## start DATA IN THIS EXERCISE

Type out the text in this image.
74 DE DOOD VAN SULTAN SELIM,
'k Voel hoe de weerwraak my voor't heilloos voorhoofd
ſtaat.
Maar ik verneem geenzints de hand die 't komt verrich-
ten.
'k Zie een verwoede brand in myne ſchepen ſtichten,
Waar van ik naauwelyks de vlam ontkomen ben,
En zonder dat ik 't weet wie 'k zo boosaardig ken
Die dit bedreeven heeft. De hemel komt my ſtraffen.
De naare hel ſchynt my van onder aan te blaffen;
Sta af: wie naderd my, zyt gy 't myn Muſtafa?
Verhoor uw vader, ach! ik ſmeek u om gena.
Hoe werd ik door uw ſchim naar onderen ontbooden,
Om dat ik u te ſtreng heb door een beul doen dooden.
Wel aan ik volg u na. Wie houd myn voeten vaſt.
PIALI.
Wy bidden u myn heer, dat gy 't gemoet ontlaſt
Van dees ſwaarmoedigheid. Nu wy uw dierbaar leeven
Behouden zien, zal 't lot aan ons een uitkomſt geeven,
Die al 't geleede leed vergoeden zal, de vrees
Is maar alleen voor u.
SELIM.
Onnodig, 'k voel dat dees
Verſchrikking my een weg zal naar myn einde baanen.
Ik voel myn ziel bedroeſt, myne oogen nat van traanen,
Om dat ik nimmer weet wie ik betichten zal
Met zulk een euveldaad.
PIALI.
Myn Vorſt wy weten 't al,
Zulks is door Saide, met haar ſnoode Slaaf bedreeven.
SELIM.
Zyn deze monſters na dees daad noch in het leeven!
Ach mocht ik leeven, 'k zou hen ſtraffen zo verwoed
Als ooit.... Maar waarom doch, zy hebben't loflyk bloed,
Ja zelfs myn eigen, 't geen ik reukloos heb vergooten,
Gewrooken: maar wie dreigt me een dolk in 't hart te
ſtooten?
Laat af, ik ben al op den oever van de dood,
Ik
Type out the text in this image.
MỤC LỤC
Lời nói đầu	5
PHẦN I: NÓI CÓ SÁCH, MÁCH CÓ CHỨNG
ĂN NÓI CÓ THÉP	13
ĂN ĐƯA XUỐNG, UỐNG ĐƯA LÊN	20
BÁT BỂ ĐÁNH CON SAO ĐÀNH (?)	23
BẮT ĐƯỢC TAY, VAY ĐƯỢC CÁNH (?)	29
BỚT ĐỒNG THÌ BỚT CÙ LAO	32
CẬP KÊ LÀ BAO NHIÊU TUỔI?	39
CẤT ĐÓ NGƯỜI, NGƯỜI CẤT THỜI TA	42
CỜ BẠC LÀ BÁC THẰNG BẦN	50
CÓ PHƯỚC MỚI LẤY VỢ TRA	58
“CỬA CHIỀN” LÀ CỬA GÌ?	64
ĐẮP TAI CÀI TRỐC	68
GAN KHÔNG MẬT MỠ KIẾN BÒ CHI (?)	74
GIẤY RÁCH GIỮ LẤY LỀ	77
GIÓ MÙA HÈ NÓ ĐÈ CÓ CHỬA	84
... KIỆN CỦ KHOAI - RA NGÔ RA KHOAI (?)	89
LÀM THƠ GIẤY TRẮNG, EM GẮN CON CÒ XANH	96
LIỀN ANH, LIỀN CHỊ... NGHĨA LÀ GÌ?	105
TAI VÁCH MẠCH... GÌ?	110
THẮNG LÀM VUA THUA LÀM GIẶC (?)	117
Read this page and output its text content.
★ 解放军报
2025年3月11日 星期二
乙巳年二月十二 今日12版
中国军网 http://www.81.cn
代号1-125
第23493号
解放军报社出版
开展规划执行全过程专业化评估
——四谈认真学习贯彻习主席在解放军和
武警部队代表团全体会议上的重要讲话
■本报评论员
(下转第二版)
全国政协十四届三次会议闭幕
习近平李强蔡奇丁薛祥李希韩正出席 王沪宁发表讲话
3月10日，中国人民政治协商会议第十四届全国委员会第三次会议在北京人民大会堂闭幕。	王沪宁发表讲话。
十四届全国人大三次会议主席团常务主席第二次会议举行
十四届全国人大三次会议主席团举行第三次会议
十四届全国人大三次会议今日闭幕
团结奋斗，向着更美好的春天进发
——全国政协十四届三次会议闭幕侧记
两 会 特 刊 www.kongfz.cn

## end DATA IN THIS EXERCISE

#### EXERCISE PROMPT:
Write down the full listing again, exactly.

#### REPLY TO THE TASK:
Type out the text in this image.
74 DE DOOD VAN SULTAN SELIM,
'k Voel hoe de weerwraak my voor't heilloos voorhoofd
ſtaat.
Maar ik verneem geenzints de hand die 't komt verrich-
ten.
'k Zie een verwoede brand in myne ſchepen ſtichten,
Waar van ik naauwelyks de vlam ontkomen ben,
En zonder dat ik 't weet wie 'k zo boosaardig ken
Die dit bedreeven heeft. De hemel komt my ſtraffen.
De naare hel ſchynt my van onder aan te blaffen;
Sta af: wie naderd my, zyt gy 't myn Muſtafa?
Verhoor uw vader, ach! ik ſmeek u om gena.
Hoe werd ik door uw ſchim naar onderen ontbooden,
Om dat ik u te ſtreng heb door een beul doen dooden.
Wel aan ik volg u na. Wie houd myn voeten vaſt.
PIALI.
Wy bidden u myn heer, dat gy 't gemoet ontlaſt
Van dees ſwaarmoedigheid. Nu wy uw dierbaar leeven
Behouden zien, zal 't lot aan ons een uitkomſt geeven,
Die al 't geleede leed vergoeden zal, de vrees
Is maar alleen voor u.
SELIM.
Onnodig, 'k voel dat dees
Verſchrikking my een weg zal naar myn einde baanen.
Ik voel myn ziel bedroeſt, myne oogen nat van traanen,
Om dat ik nimmer weet wie ik betichten zal
Met zulk een euveldaad.
PIALI.
Myn Vorſt wy weten 't al,
Zulks is door Saide, met haar ſnoode Slaaf bedreeven.
SELIM.
Zyn deze monſters na dees daad noch in het leeven!
Ach mocht ik leeven, 'k zou hen ſtraffen zo verwoed
Als ooit.... Maar waarom doch, zy hebben't loflyk bloed,
Ja zelfs myn eigen, 't geen ik reukloos heb vergooten,
Gewrooken: maar wie dreigt me een dolk in 't hart te
ſtooten?
Laat af, ik ben al op den oever van de dood,
Ik
Type out the text in this image.
MỤC LỤC
Lời nói đầu	5
PHẦN I: NÓI CÓ SÁCH, MÁCH CÓ CHỨNG
ĂN NÓI CÓ THÉP	13
ĂN ĐƯA XUỐNG, UỐNG ĐƯA LÊN	20
BÁT BỂ ĐÁNH CON SAO ĐÀNH (?)	23
BẮT ĐƯỢC TAY, VAY ĐƯỢC CÁNH (?)	29
BỚT ĐỒNG THÌ BỚT CÙ LAO	32
CẬP KÊ LÀ BAO NHIÊU TUỔI?	39
CẤT ĐÓ NGƯỜI, NGƯỜI CẤT THỜI TA	42
CỜ BẠC LÀ BÁC THẰNG BẦN	50
CÓ PHƯỚC MỚI LẤY VỢ TRA	58
“CỬA CHIỀN” LÀ CỬA GÌ?	64
ĐẮP TAI CÀI TRỐC	68
GAN KHÔNG MẬT MỠ KIẾN BÒ CHI (?)	74
GIẤY RÁCH GIỮ LẤY LỀ	77
GIÓ MÙA HÈ NÓ ĐÈ CÓ CHỬA	84
... KIỆN CỦ KHOAI - RA NGÔ RA KHOAI (?)	89
LÀM THƠ GIẤY TRẮNG, EM GẮN CON CÒ XANH	96
LIỀN ANH, LIỀN CHỊ... NGHĨA LÀ GÌ?	105
TAI VÁCH MẠCH... GÌ?	110
THẮNG LÀM VUA THUA LÀM GIẶC (?)	117
Read this page and output its text content.
★ 解放军报
2025年3月11日 星期二
乙巳年二月十二 今日12版
中国军网 http://www.81.cn
代号1-125
第23493号
解放军报社出版
开展规划执行全过程专业化评估
——四谈认真学习贯彻习主席在解放军和
武警部队代表团全体会议上的重要讲话
■本报评论员
(下转第二版)
全国政协十四届三次会议闭幕
习近平李强蔡奇丁薛祥李希韩正出席 王沪宁发表讲话
3月10日，中国人民政治协商会议第十四届全国委员会第三次会议在北京人民大会堂闭幕。	王沪宁发表讲话。
十四届全国人大三次会议主席团常务主席第二次会议举行
十四届全国人大三次会议主席团举行第三次会议
十四届全国人大三次会议今日闭幕
团结奋斗，向着更美好的春天进发
——全国政协十四届三次会议闭幕侧记
两 会 特 刊 www.kongfz.cn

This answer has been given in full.